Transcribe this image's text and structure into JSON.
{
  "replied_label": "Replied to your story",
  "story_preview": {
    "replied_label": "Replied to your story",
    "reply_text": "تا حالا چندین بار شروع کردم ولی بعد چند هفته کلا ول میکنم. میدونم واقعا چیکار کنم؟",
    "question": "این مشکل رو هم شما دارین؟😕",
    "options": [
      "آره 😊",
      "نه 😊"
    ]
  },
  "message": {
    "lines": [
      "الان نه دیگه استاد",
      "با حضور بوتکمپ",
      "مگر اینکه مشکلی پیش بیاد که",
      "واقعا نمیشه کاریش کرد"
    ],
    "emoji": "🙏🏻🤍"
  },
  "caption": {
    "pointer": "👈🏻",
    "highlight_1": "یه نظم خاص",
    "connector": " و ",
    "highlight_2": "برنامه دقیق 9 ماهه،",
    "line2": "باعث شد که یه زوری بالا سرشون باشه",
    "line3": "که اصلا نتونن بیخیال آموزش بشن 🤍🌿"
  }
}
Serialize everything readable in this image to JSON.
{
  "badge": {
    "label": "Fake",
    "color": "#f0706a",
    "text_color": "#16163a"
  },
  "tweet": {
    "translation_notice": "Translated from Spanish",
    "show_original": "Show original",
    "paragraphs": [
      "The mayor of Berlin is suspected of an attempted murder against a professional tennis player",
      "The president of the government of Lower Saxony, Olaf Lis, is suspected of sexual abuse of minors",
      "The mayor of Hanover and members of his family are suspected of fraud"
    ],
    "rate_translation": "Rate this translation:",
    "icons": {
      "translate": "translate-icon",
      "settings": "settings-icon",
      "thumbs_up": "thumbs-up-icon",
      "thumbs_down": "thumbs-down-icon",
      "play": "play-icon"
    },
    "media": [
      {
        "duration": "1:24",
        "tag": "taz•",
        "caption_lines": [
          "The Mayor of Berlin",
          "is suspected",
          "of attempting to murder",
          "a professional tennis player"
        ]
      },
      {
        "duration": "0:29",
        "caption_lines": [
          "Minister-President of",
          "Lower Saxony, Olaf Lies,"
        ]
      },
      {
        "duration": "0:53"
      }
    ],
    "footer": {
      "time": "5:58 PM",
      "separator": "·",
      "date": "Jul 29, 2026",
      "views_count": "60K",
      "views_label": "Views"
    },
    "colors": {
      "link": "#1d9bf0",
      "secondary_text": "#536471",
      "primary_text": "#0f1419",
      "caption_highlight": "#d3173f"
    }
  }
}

= = = = = = =

**THE TASK**:
Each line of the listing above should be output exactly.

**EXERCISE RESULT**:
Transcribe this image's text and structure into JSON.
{
  "replied_label": "Replied to your story",
  "story_preview": {
    "replied_label": "Replied to your story",
    "reply_text": "تا حالا چندین بار شروع کردم ولی بعد چند هفته کلا ول میکنم. میدونم واقعا چیکار کنم؟",
    "question": "این مشکل رو هم شما دارین؟😕",
    "options": [
      "آره 😊",
      "نه 😊"
    ]
  },
  "message": {
    "lines": [
      "الان نه دیگه استاد",
      "با حضور بوتکمپ",
      "مگر اینکه مشکلی پیش بیاد که",
      "واقعا نمیشه کاریش کرد"
    ],
    "emoji": "🙏🏻🤍"
  },
  "caption": {
    "pointer": "👈🏻",
    "highlight_1": "یه نظم خاص",
    "connector": " و ",
    "highlight_2": "برنامه دقیق 9 ماهه،",
    "line2": "باعث شد که یه زوری بالا سرشون باشه",
    "line3": "که اصلا نتونن بیخیال آموزش بشن 🤍🌿"
  }
}
Serialize everything readable in this image to JSON.
{
  "badge": {
    "label": "Fake",
    "color": "#f0706a",
    "text_color": "#16163a"
  },
  "tweet": {
    "translation_notice": "Translated from Spanish",
    "show_original": "Show original",
    "paragraphs": [
      "The mayor of Berlin is suspected of an attempted murder against a professional tennis player",
      "The president of the government of Lower Saxony, Olaf Lis, is suspected of sexual abuse of minors",
      "The mayor of Hanover and members of his family are suspected of fraud"
    ],
    "rate_translation": "Rate this translation:",
    "icons": {
      "translate": "translate-icon",
      "settings": "settings-icon",
      "thumbs_up": "thumbs-up-icon",
      "thumbs_down": "thumbs-down-icon",
      "play": "play-icon"
    },
    "media": [
      {
        "duration": "1:24",
        "tag": "taz•",
        "caption_lines": [
          "The Mayor of Berlin",
          "is suspected",
          "of attempting to murder",
          "a professional tennis player"
        ]
      },
      {
        "duration": "0:29",
        "caption_lines": [
          "Minister-President of",
          "Lower Saxony, Olaf Lies,"
        ]
      },
      {
        "duration": "0:53"
      }
    ],
    "footer": {
      "time": "5:58 PM",
      "separator": "·",
      "date": "Jul 29, 2026",
      "views_count": "60K",
      "views_label": "Views"
    },
    "colors": {
      "link": "#1d9bf0",
      "secondary_text": "#536471",
      "primary_text": "#0f1419",
      "caption_highlight": "#d3173f"
    }
  }
}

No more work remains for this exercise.